======== PROVIDED DATA
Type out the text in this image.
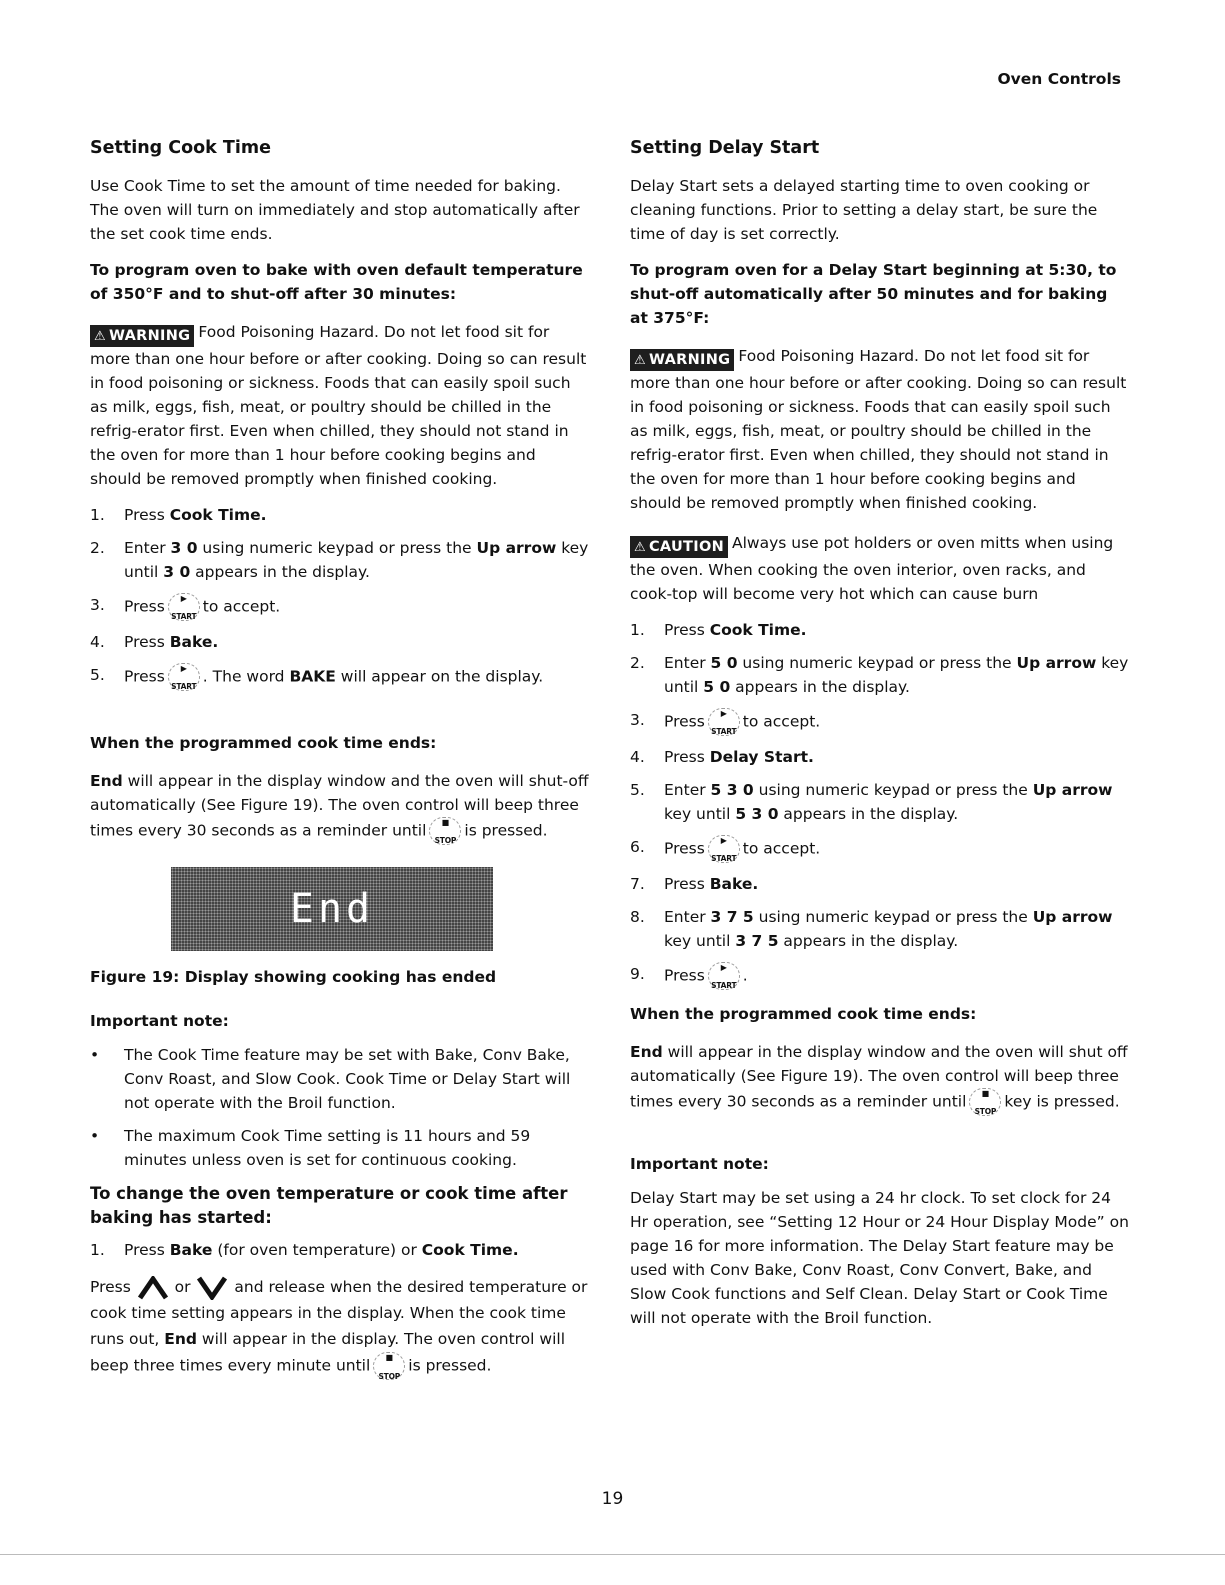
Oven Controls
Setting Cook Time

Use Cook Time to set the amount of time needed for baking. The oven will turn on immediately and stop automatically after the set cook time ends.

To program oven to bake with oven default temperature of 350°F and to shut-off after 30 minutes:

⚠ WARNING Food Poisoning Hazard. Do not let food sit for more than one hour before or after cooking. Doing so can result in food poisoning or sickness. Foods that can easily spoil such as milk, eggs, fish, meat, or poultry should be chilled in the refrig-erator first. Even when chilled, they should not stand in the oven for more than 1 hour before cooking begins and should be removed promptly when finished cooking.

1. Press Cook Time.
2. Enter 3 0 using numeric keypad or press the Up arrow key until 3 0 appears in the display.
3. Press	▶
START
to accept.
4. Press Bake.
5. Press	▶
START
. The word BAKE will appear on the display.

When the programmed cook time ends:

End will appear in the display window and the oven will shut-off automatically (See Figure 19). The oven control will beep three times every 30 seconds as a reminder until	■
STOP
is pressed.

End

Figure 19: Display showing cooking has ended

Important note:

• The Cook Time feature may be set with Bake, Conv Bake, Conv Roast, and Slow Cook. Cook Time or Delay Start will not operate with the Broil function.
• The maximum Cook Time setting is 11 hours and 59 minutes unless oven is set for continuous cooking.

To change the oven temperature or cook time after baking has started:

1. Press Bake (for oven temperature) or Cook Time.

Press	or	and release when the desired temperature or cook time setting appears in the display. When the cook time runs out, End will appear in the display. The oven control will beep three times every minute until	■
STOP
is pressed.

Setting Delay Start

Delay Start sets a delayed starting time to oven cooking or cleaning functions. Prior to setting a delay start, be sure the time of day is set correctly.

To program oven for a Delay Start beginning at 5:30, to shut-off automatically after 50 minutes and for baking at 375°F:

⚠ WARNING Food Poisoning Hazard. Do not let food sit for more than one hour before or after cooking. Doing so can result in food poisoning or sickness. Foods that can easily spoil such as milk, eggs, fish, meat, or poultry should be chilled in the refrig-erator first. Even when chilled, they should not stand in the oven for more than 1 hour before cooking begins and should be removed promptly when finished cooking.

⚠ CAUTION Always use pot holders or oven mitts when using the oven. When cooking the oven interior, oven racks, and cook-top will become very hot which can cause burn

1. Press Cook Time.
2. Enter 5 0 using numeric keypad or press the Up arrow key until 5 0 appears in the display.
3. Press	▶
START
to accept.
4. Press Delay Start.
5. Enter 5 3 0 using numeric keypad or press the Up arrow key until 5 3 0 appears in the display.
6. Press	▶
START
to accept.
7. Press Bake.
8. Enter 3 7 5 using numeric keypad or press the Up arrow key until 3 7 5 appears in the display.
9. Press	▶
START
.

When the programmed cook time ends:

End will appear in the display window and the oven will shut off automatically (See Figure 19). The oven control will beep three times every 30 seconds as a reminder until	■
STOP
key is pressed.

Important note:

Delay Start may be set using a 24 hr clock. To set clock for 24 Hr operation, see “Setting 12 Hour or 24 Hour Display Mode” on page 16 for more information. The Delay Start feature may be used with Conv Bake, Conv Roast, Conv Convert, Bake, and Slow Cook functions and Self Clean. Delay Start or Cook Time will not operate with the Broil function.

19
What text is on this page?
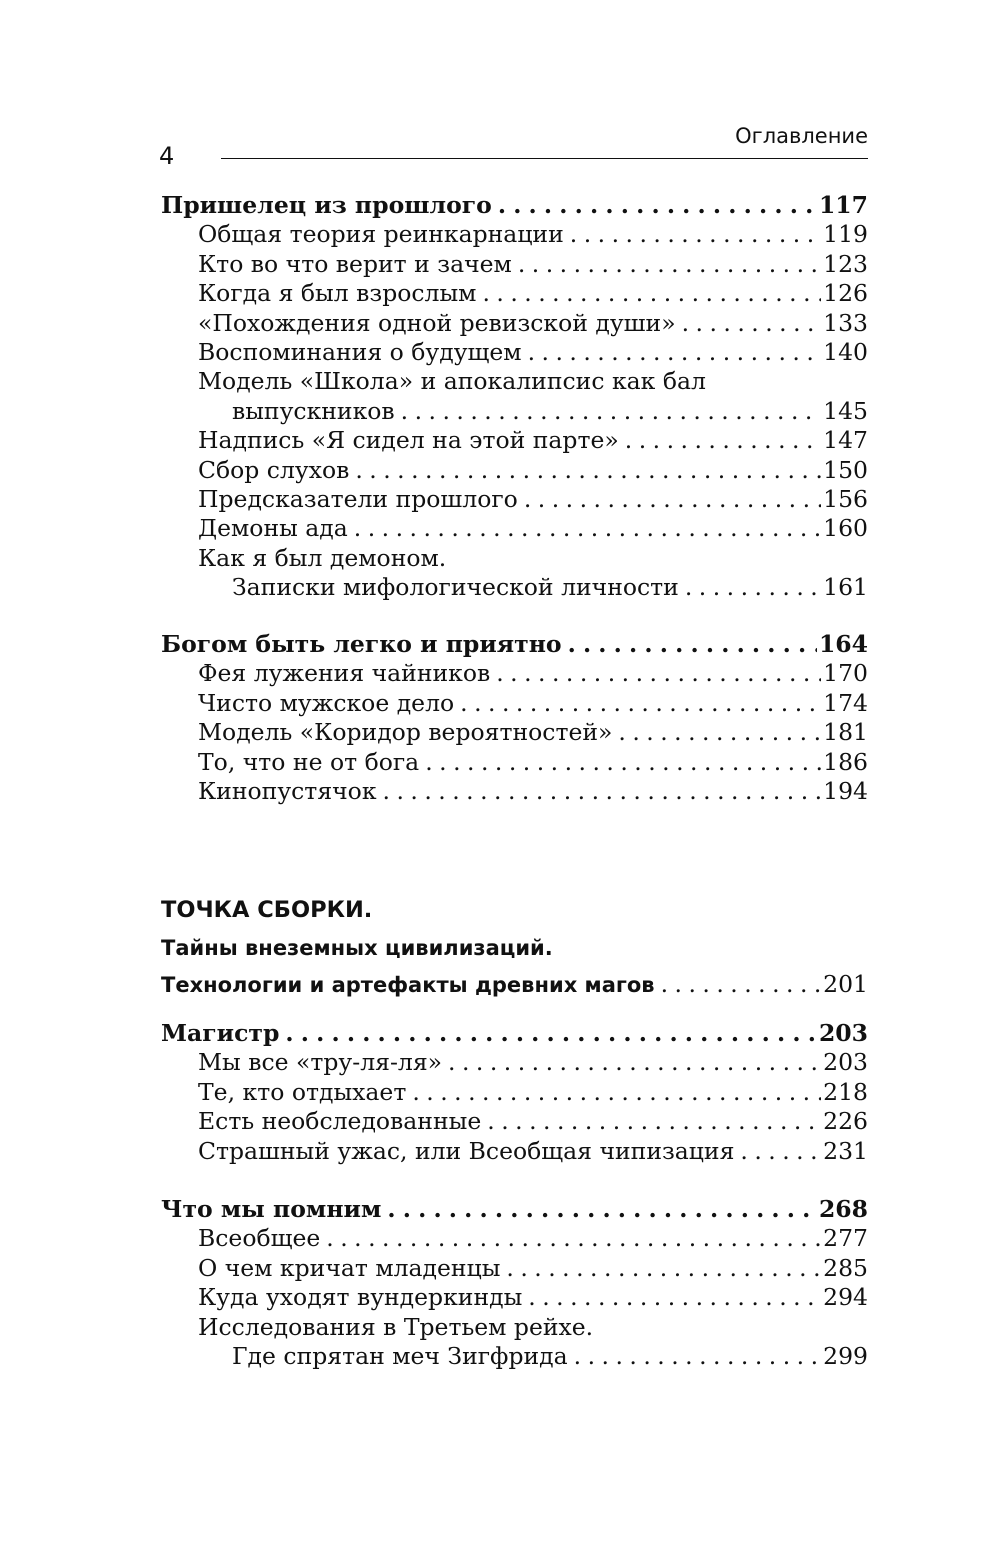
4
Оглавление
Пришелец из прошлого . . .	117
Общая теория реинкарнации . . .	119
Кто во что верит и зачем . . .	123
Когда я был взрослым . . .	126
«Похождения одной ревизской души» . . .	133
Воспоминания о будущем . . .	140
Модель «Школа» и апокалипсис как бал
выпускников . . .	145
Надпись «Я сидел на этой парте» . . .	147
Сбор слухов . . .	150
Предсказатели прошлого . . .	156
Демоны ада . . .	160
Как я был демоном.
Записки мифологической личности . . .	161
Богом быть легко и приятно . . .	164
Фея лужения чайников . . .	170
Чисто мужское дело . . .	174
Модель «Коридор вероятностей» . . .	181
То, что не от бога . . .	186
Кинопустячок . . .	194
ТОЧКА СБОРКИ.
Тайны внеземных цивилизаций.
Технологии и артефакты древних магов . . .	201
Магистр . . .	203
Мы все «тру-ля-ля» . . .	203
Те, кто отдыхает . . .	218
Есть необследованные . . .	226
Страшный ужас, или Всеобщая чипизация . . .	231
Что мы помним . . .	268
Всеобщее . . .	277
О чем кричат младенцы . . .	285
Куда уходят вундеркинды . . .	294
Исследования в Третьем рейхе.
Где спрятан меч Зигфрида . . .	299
================
## SHORT EXERCISE
Search the entries for the string "this" and collect each line that has it.

## RESPONSE BELOW
Type out the text in this image.
What text is on this page?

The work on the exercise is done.